▸ DIRECTIONS FOR THIS TASK
Copy out each of the following entries word for word, keeping every line in its original order.
--- start of DATA EXCERPTS ---
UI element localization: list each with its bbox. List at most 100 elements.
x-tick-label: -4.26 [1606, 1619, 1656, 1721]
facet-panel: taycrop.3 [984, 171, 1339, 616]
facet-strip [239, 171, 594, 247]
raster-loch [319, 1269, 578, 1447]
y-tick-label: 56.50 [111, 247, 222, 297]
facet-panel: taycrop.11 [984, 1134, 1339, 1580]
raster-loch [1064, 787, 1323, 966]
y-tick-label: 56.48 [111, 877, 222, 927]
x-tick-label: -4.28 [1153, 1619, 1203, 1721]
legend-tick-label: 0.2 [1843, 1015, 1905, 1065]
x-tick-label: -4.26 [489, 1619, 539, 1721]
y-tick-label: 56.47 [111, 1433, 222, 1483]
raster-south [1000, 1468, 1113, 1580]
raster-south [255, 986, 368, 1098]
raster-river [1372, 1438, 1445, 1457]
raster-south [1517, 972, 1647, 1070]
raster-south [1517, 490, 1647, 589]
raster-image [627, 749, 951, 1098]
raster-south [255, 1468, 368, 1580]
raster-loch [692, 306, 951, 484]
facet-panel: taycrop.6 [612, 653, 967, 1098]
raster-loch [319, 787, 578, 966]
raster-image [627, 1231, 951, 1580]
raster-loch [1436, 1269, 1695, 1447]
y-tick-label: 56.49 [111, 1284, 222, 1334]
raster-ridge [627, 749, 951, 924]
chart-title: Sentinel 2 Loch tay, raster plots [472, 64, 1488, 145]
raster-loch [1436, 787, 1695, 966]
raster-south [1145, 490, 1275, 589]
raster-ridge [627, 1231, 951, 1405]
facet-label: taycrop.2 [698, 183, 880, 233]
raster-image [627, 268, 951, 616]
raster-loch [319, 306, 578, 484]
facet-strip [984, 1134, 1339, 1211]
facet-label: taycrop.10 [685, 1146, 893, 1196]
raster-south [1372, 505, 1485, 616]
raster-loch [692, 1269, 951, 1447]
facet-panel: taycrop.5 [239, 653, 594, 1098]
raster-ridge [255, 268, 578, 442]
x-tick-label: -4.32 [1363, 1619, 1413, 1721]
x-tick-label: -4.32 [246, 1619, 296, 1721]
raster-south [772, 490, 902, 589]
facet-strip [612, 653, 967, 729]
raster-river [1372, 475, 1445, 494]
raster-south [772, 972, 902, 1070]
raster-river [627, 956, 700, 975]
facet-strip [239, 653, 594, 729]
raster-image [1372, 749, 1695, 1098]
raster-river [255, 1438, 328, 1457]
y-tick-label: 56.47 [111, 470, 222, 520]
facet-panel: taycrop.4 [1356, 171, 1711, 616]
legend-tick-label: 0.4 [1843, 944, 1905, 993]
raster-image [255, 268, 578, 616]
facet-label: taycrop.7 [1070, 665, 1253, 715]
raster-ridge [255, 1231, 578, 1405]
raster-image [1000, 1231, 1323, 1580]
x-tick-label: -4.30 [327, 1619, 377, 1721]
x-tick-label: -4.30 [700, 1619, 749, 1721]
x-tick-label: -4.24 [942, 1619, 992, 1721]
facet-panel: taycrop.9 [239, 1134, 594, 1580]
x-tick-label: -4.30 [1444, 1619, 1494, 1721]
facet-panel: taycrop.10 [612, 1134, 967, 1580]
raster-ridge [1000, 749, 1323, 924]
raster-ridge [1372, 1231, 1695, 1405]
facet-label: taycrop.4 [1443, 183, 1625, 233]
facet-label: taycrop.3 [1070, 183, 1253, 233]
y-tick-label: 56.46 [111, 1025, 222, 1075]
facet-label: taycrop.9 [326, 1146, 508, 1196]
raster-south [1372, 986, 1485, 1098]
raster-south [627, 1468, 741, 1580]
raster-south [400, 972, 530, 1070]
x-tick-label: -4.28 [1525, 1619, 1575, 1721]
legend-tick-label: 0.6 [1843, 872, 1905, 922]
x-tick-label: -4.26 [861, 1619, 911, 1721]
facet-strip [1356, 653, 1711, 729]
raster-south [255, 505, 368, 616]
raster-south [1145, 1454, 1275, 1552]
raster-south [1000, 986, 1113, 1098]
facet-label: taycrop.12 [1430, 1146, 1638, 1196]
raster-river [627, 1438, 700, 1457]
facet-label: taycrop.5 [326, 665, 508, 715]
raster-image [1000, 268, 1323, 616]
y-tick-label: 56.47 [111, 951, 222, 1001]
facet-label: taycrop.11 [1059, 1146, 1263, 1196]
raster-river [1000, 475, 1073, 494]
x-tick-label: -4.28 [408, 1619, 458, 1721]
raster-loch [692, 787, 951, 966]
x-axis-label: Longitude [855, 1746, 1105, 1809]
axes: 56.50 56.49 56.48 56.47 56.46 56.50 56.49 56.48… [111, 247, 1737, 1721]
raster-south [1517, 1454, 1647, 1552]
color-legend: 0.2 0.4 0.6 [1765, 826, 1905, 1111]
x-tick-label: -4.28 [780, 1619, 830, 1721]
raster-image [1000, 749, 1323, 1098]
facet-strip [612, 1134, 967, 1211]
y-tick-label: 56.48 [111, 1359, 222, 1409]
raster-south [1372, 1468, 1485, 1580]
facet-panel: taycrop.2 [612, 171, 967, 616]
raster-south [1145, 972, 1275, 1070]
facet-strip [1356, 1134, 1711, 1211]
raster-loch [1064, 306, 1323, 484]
--- end of DATA EXCERPTS ---
▸ FULL RESPONSE
UI element localization: list each with its bbox. List at most 100 elements.
x-tick-label: -4.26 [1606, 1619, 1656, 1721]
facet-panel: taycrop.3 [984, 171, 1339, 616]
facet-strip [239, 171, 594, 247]
raster-loch [319, 1269, 578, 1447]
y-tick-label: 56.50 [111, 247, 222, 297]
facet-panel: taycrop.11 [984, 1134, 1339, 1580]
raster-loch [1064, 787, 1323, 966]
y-tick-label: 56.48 [111, 877, 222, 927]
x-tick-label: -4.28 [1153, 1619, 1203, 1721]
legend-tick-label: 0.2 [1843, 1015, 1905, 1065]
x-tick-label: -4.26 [489, 1619, 539, 1721]
y-tick-label: 56.47 [111, 1433, 222, 1483]
raster-south [1000, 1468, 1113, 1580]
raster-south [255, 986, 368, 1098]
raster-river [1372, 1438, 1445, 1457]
raster-south [1517, 972, 1647, 1070]
raster-south [1517, 490, 1647, 589]
raster-image [627, 749, 951, 1098]
raster-south [255, 1468, 368, 1580]
raster-loch [692, 306, 951, 484]
facet-panel: taycrop.6 [612, 653, 967, 1098]
raster-loch [319, 787, 578, 966]
raster-image [627, 1231, 951, 1580]
raster-loch [1436, 1269, 1695, 1447]
y-tick-label: 56.49 [111, 1284, 222, 1334]
raster-ridge [627, 749, 951, 924]
chart-title: Sentinel 2 Loch tay, raster plots [472, 64, 1488, 145]
raster-loch [1436, 787, 1695, 966]
raster-south [1145, 490, 1275, 589]
raster-ridge [627, 1231, 951, 1405]
facet-label: taycrop.2 [698, 183, 880, 233]
raster-image [627, 268, 951, 616]
raster-loch [319, 306, 578, 484]
facet-strip [984, 1134, 1339, 1211]
facet-label: taycrop.10 [685, 1146, 893, 1196]
raster-south [1372, 505, 1485, 616]
raster-loch [692, 1269, 951, 1447]
facet-panel: taycrop.5 [239, 653, 594, 1098]
raster-ridge [255, 268, 578, 442]
x-tick-label: -4.32 [1363, 1619, 1413, 1721]
x-tick-label: -4.32 [246, 1619, 296, 1721]
raster-south [772, 490, 902, 589]
facet-strip [612, 653, 967, 729]
raster-river [1372, 475, 1445, 494]
raster-south [772, 972, 902, 1070]
raster-river [627, 956, 700, 975]
facet-strip [239, 653, 594, 729]
raster-image [1372, 749, 1695, 1098]
raster-river [255, 1438, 328, 1457]
y-tick-label: 56.47 [111, 470, 222, 520]
facet-panel: taycrop.4 [1356, 171, 1711, 616]
legend-tick-label: 0.4 [1843, 944, 1905, 993]
raster-image [255, 268, 578, 616]
facet-label: taycrop.7 [1070, 665, 1253, 715]
raster-ridge [255, 1231, 578, 1405]
raster-image [1000, 1231, 1323, 1580]
x-tick-label: -4.30 [327, 1619, 377, 1721]
x-tick-label: -4.30 [700, 1619, 749, 1721]
x-tick-label: -4.24 [942, 1619, 992, 1721]
facet-panel: taycrop.9 [239, 1134, 594, 1580]
x-tick-label: -4.30 [1444, 1619, 1494, 1721]
facet-panel: taycrop.10 [612, 1134, 967, 1580]
raster-ridge [1000, 749, 1323, 924]
raster-ridge [1372, 1231, 1695, 1405]
facet-label: taycrop.4 [1443, 183, 1625, 233]
facet-label: taycrop.3 [1070, 183, 1253, 233]
y-tick-label: 56.46 [111, 1025, 222, 1075]
facet-label: taycrop.9 [326, 1146, 508, 1196]
raster-south [1372, 986, 1485, 1098]
raster-south [627, 1468, 741, 1580]
raster-south [400, 972, 530, 1070]
x-tick-label: -4.28 [1525, 1619, 1575, 1721]
legend-tick-label: 0.6 [1843, 872, 1905, 922]
x-tick-label: -4.26 [861, 1619, 911, 1721]
facet-strip [1356, 653, 1711, 729]
raster-south [255, 505, 368, 616]
raster-south [1145, 1454, 1275, 1552]
raster-south [1000, 986, 1113, 1098]
facet-label: taycrop.12 [1430, 1146, 1638, 1196]
raster-river [627, 1438, 700, 1457]
facet-label: taycrop.5 [326, 665, 508, 715]
raster-image [1000, 268, 1323, 616]
y-tick-label: 56.47 [111, 951, 222, 1001]
facet-label: taycrop.11 [1059, 1146, 1263, 1196]
raster-river [1000, 475, 1073, 494]
x-tick-label: -4.28 [408, 1619, 458, 1721]
raster-loch [692, 787, 951, 966]
x-axis-label: Longitude [855, 1746, 1105, 1809]
axes: 56.50 56.49 56.48 56.47 56.46 56.50 56.49 56.48… [111, 247, 1737, 1721]
raster-south [1517, 1454, 1647, 1552]
color-legend: 0.2 0.4 0.6 [1765, 826, 1905, 1111]
x-tick-label: -4.28 [780, 1619, 830, 1721]
raster-image [1000, 749, 1323, 1098]
facet-strip [612, 1134, 967, 1211]
y-tick-label: 56.48 [111, 1359, 222, 1409]
raster-south [1372, 1468, 1485, 1580]
facet-panel: taycrop.2 [612, 171, 967, 616]
raster-south [1145, 972, 1275, 1070]
facet-strip [1356, 1134, 1711, 1211]
raster-loch [1064, 306, 1323, 484]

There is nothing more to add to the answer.